**EXERCISE AIM**
Each line of the material must be returned exactly.

**SOURCE MATERIAL**
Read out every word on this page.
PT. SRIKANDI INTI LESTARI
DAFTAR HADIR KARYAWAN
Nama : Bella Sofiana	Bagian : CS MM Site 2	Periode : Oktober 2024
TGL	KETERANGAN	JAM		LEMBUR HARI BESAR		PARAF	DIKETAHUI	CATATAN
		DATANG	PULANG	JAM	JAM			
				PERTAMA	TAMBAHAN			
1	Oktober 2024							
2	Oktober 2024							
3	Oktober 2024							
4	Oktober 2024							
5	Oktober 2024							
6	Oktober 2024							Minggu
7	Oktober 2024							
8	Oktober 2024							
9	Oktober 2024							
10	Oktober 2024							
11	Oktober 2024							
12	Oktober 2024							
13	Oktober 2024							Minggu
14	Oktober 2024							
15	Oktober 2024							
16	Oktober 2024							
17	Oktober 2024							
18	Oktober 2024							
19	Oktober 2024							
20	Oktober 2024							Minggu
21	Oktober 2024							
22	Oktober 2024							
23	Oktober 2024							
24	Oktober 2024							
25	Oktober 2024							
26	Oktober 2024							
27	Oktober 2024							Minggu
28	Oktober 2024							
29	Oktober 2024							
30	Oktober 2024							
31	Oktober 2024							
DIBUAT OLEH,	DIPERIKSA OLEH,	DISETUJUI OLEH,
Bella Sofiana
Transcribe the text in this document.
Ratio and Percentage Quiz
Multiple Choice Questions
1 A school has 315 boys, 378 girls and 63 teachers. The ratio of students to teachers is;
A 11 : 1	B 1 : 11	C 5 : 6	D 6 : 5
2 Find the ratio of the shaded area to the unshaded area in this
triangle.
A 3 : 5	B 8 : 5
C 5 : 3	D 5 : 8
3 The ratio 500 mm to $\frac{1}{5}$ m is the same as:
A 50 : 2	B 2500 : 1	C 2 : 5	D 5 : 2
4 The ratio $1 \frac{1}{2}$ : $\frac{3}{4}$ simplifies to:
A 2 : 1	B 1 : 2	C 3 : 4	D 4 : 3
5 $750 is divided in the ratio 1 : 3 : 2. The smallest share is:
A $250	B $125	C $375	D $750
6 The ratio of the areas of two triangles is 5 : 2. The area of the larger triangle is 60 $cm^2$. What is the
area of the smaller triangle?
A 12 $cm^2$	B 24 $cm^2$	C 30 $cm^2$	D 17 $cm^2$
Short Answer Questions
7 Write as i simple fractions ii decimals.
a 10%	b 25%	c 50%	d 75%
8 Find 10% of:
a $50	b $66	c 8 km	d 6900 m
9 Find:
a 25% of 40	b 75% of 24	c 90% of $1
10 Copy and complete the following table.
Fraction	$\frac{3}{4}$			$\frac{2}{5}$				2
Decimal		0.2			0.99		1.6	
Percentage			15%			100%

**SOLUTION**
Read out every word on this page.
PT. SRIKANDI INTI LESTARI
DAFTAR HADIR KARYAWAN
Nama : Bella Sofiana	Bagian : CS MM Site 2	Periode : Oktober 2024
TGL	KETERANGAN	JAM		LEMBUR HARI BESAR		PARAF	DIKETAHUI	CATATAN
		DATANG	PULANG	JAM	JAM			
				PERTAMA	TAMBAHAN			
1	Oktober 2024							
2	Oktober 2024							
3	Oktober 2024							
4	Oktober 2024							
5	Oktober 2024							
6	Oktober 2024							Minggu
7	Oktober 2024							
8	Oktober 2024							
9	Oktober 2024							
10	Oktober 2024							
11	Oktober 2024							
12	Oktober 2024							
13	Oktober 2024							Minggu
14	Oktober 2024							
15	Oktober 2024							
16	Oktober 2024							
17	Oktober 2024							
18	Oktober 2024							
19	Oktober 2024							
20	Oktober 2024							Minggu
21	Oktober 2024							
22	Oktober 2024							
23	Oktober 2024							
24	Oktober 2024							
25	Oktober 2024							
26	Oktober 2024							
27	Oktober 2024							Minggu
28	Oktober 2024							
29	Oktober 2024							
30	Oktober 2024							
31	Oktober 2024							
DIBUAT OLEH,	DIPERIKSA OLEH,	DISETUJUI OLEH,
Bella Sofiana
Transcribe the text in this document.
Ratio and Percentage Quiz
Multiple Choice Questions
1 A school has 315 boys, 378 girls and 63 teachers. The ratio of students to teachers is;
A 11 : 1	B 1 : 11	C 5 : 6	D 6 : 5
2 Find the ratio of the shaded area to the unshaded area in this
triangle.
A 3 : 5	B 8 : 5
C 5 : 3	D 5 : 8
3 The ratio 500 mm to $\frac{1}{5}$ m is the same as:
A 50 : 2	B 2500 : 1	C 2 : 5	D 5 : 2
4 The ratio $1 \frac{1}{2}$ : $\frac{3}{4}$ simplifies to:
A 2 : 1	B 1 : 2	C 3 : 4	D 4 : 3
5 $750 is divided in the ratio 1 : 3 : 2. The smallest share is:
A $250	B $125	C $375	D $750
6 The ratio of the areas of two triangles is 5 : 2. The area of the larger triangle is 60 $cm^2$. What is the
area of the smaller triangle?
A 12 $cm^2$	B 24 $cm^2$	C 30 $cm^2$	D 17 $cm^2$
Short Answer Questions
7 Write as i simple fractions ii decimals.
a 10%	b 25%	c 50%	d 75%
8 Find 10% of:
a $50	b $66	c 8 km	d 6900 m
9 Find:
a 25% of 40	b 75% of 24	c 90% of $1
10 Copy and complete the following table.
Fraction	$\frac{3}{4}$			$\frac{2}{5}$				2
Decimal		0.2			0.99		1.6	
Percentage			15%			100%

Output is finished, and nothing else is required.